Data records:
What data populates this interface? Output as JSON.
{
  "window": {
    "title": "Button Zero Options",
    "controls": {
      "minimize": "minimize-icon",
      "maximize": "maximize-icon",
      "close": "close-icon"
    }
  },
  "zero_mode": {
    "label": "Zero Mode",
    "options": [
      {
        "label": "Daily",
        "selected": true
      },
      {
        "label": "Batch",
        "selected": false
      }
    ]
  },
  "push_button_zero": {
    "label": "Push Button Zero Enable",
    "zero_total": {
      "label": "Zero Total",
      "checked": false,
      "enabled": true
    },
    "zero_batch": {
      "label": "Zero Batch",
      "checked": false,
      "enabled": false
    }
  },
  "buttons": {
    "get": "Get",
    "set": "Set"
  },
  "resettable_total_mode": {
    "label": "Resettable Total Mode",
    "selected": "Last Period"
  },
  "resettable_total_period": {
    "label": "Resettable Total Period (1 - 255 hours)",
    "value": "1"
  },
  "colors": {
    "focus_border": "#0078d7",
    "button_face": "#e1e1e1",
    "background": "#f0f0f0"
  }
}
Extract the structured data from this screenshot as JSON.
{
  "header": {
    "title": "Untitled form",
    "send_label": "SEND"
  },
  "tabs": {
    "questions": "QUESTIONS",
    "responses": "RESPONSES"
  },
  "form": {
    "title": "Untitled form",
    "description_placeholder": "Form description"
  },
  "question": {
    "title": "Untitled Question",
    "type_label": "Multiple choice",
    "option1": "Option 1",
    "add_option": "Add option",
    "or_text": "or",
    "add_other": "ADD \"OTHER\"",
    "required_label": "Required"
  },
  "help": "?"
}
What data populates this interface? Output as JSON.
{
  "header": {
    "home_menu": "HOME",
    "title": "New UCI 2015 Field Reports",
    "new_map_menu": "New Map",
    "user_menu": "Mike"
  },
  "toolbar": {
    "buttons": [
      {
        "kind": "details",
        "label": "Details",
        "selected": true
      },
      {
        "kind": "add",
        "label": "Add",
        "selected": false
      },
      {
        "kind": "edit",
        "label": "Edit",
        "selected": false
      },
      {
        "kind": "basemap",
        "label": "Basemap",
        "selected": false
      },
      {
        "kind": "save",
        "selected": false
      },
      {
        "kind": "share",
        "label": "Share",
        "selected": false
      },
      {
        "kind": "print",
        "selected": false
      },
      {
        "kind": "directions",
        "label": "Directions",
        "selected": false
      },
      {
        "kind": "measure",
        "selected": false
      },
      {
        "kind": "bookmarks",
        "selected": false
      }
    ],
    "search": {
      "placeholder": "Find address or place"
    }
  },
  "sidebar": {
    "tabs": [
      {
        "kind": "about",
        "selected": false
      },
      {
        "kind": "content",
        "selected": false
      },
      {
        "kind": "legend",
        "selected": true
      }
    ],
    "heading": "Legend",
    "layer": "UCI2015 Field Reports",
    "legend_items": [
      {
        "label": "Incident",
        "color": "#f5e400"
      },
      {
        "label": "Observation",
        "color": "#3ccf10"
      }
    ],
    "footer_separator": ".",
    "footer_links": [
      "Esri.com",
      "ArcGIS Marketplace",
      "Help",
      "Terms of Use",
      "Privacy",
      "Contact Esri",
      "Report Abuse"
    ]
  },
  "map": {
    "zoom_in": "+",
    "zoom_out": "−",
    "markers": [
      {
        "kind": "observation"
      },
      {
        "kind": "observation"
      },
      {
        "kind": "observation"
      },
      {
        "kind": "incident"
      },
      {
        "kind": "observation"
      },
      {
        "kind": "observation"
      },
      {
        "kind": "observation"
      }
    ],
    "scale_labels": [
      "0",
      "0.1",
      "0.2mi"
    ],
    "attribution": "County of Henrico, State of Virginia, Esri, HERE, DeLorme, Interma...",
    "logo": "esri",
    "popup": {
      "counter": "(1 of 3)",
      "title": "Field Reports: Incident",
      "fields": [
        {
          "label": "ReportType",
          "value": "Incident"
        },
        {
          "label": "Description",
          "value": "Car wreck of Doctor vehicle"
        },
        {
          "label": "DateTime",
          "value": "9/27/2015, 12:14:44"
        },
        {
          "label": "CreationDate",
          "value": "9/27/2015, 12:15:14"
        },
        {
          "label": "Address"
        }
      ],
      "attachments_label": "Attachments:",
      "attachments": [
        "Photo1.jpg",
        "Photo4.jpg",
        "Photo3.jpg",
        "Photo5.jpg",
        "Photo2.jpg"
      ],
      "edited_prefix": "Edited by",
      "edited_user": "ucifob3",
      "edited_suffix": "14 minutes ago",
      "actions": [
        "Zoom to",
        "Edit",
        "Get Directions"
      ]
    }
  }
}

## Work to be completed
The full set of records should be duplicated exactly.

## Response
What data populates this interface? Output as JSON.
{
  "window": {
    "title": "Button Zero Options",
    "controls": {
      "minimize": "minimize-icon",
      "maximize": "maximize-icon",
      "close": "close-icon"
    }
  },
  "zero_mode": {
    "label": "Zero Mode",
    "options": [
      {
        "label": "Daily",
        "selected": true
      },
      {
        "label": "Batch",
        "selected": false
      }
    ]
  },
  "push_button_zero": {
    "label": "Push Button Zero Enable",
    "zero_total": {
      "label": "Zero Total",
      "checked": false,
      "enabled": true
    },
    "zero_batch": {
      "label": "Zero Batch",
      "checked": false,
      "enabled": false
    }
  },
  "buttons": {
    "get": "Get",
    "set": "Set"
  },
  "resettable_total_mode": {
    "label": "Resettable Total Mode",
    "selected": "Last Period"
  },
  "resettable_total_period": {
    "label": "Resettable Total Period (1 - 255 hours)",
    "value": "1"
  },
  "colors": {
    "focus_border": "#0078d7",
    "button_face": "#e1e1e1",
    "background": "#f0f0f0"
  }
}
Extract the structured data from this screenshot as JSON.
{
  "header": {
    "title": "Untitled form",
    "send_label": "SEND"
  },
  "tabs": {
    "questions": "QUESTIONS",
    "responses": "RESPONSES"
  },
  "form": {
    "title": "Untitled form",
    "description_placeholder": "Form description"
  },
  "question": {
    "title": "Untitled Question",
    "type_label": "Multiple choice",
    "option1": "Option 1",
    "add_option": "Add option",
    "or_text": "or",
    "add_other": "ADD \"OTHER\"",
    "required_label": "Required"
  },
  "help": "?"
}
What data populates this interface? Output as JSON.
{
  "header": {
    "home_menu": "HOME",
    "title": "New UCI 2015 Field Reports",
    "new_map_menu": "New Map",
    "user_menu": "Mike"
  },
  "toolbar": {
    "buttons": [
      {
        "kind": "details",
        "label": "Details",
        "selected": true
      },
      {
        "kind": "add",
        "label": "Add",
        "selected": false
      },
      {
        "kind": "edit",
        "label": "Edit",
        "selected": false
      },
      {
        "kind": "basemap",
        "label": "Basemap",
        "selected": false
      },
      {
        "kind": "save",
        "selected": false
      },
      {
        "kind": "share",
        "label": "Share",
        "selected": false
      },
      {
        "kind": "print",
        "selected": false
      },
      {
        "kind": "directions",
        "label": "Directions",
        "selected": false
      },
      {
        "kind": "measure",
        "selected": false
      },
      {
        "kind": "bookmarks",
        "selected": false
      }
    ],
    "search": {
      "placeholder": "Find address or place"
    }
  },
  "sidebar": {
    "tabs": [
      {
        "kind": "about",
        "selected": false
      },
      {
        "kind": "content",
        "selected": false
      },
      {
        "kind": "legend",
        "selected": true
      }
    ],
    "heading": "Legend",
    "layer": "UCI2015 Field Reports",
    "legend_items": [
      {
        "label": "Incident",
        "color": "#f5e400"
      },
      {
        "label": "Observation",
        "color": "#3ccf10"
      }
    ],
    "footer_separator": ".",
    "footer_links": [
      "Esri.com",
      "ArcGIS Marketplace",
      "Help",
      "Terms of Use",
      "Privacy",
      "Contact Esri",
      "Report Abuse"
    ]
  },
  "map": {
    "zoom_in": "+",
    "zoom_out": "−",
    "markers": [
      {
        "kind": "observation"
      },
      {
        "kind": "observation"
      },
      {
        "kind": "observation"
      },
      {
        "kind": "incident"
      },
      {
        "kind": "observation"
      },
      {
        "kind": "observation"
      },
      {
        "kind": "observation"
      }
    ],
    "scale_labels": [
      "0",
      "0.1",
      "0.2mi"
    ],
    "attribution": "County of Henrico, State of Virginia, Esri, HERE, DeLorme, Interma...",
    "logo": "esri",
    "popup": {
      "counter": "(1 of 3)",
      "title": "Field Reports: Incident",
      "fields": [
        {
          "label": "ReportType",
          "value": "Incident"
        },
        {
          "label": "Description",
          "value": "Car wreck of Doctor vehicle"
        },
        {
          "label": "DateTime",
          "value": "9/27/2015, 12:14:44"
        },
        {
          "label": "CreationDate",
          "value": "9/27/2015, 12:15:14"
        },
        {
          "label": "Address"
        }
      ],
      "attachments_label": "Attachments:",
      "attachments": [
        "Photo1.jpg",
        "Photo4.jpg",
        "Photo3.jpg",
        "Photo5.jpg",
        "Photo2.jpg"
      ],
      "edited_prefix": "Edited by",
      "edited_user": "ucifob3",
      "edited_suffix": "14 minutes ago",
      "actions": [
        "Zoom to",
        "Edit",
        "Get Directions"
      ]
    }
  }
}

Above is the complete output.